Spatial annotation records:
====
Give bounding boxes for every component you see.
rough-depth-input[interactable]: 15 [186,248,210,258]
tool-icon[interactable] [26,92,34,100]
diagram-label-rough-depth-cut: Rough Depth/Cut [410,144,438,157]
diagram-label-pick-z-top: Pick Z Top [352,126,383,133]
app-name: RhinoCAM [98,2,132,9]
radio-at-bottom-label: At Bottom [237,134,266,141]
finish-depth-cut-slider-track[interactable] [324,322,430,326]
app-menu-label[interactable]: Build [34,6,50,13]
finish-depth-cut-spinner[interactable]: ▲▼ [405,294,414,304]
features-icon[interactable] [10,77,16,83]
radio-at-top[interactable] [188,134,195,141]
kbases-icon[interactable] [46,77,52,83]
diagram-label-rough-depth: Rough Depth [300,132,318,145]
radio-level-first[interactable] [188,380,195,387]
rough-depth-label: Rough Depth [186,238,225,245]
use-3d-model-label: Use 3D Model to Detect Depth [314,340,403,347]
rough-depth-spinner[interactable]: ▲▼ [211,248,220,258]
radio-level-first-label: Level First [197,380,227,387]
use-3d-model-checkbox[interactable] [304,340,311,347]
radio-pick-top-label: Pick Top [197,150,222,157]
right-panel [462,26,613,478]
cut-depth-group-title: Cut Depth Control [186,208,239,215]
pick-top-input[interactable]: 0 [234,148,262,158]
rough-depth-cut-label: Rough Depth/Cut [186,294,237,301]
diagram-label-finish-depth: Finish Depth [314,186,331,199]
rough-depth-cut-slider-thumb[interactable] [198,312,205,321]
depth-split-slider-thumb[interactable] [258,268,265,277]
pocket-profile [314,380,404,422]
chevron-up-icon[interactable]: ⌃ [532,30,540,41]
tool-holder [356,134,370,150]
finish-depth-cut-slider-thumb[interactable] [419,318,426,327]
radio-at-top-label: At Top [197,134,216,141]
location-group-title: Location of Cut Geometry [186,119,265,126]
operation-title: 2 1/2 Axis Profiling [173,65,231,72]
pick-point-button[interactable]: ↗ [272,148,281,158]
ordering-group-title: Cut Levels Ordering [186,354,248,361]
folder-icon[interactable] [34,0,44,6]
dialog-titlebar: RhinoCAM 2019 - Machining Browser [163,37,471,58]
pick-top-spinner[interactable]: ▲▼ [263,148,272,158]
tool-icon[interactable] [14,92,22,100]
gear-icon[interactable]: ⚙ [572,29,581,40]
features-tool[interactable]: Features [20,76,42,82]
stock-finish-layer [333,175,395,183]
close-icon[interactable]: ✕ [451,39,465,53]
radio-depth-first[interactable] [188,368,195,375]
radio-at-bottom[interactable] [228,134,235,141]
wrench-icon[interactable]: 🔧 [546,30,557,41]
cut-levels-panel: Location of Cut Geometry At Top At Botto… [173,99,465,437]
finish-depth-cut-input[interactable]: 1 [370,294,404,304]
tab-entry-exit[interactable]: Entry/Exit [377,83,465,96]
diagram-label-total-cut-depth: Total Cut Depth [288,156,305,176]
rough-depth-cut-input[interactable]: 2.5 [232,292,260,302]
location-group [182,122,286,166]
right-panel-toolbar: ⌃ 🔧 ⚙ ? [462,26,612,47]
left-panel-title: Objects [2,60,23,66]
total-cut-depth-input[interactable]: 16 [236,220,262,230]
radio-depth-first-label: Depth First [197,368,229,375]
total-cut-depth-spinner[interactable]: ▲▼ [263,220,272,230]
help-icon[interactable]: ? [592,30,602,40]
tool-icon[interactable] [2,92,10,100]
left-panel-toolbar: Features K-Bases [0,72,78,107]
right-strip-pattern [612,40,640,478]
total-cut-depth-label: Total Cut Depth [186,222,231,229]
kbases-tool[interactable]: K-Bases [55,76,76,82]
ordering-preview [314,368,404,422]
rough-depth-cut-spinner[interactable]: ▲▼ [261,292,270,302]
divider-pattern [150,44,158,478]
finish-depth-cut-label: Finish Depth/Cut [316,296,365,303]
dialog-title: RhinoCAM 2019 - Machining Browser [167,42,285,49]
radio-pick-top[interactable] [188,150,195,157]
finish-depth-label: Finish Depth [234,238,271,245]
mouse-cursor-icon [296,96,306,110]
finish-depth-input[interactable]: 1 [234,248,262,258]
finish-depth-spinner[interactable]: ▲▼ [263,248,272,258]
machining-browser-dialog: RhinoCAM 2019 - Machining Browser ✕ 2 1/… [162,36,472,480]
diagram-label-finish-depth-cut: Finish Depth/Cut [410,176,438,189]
====
**What the task asks:** Copy the records verbatim, starting from their first line and ending with the line that contains "use-3d-model-label: Use 3D".

**Written answer:**
Give bounding boxes for every component you see.
rough-depth-input[interactable]: 15 [186,248,210,258]
tool-icon[interactable] [26,92,34,100]
diagram-label-rough-depth-cut: Rough Depth/Cut [410,144,438,157]
diagram-label-pick-z-top: Pick Z Top [352,126,383,133]
app-name: RhinoCAM [98,2,132,9]
radio-at-bottom-label: At Bottom [237,134,266,141]
finish-depth-cut-slider-track[interactable] [324,322,430,326]
app-menu-label[interactable]: Build [34,6,50,13]
finish-depth-cut-spinner[interactable]: ▲▼ [405,294,414,304]
features-icon[interactable] [10,77,16,83]
radio-at-top[interactable] [188,134,195,141]
kbases-icon[interactable] [46,77,52,83]
diagram-label-rough-depth: Rough Depth [300,132,318,145]
radio-level-first[interactable] [188,380,195,387]
rough-depth-label: Rough Depth [186,238,225,245]
use-3d-model-label: Use 3D Model to Detect Depth [314,340,403,347]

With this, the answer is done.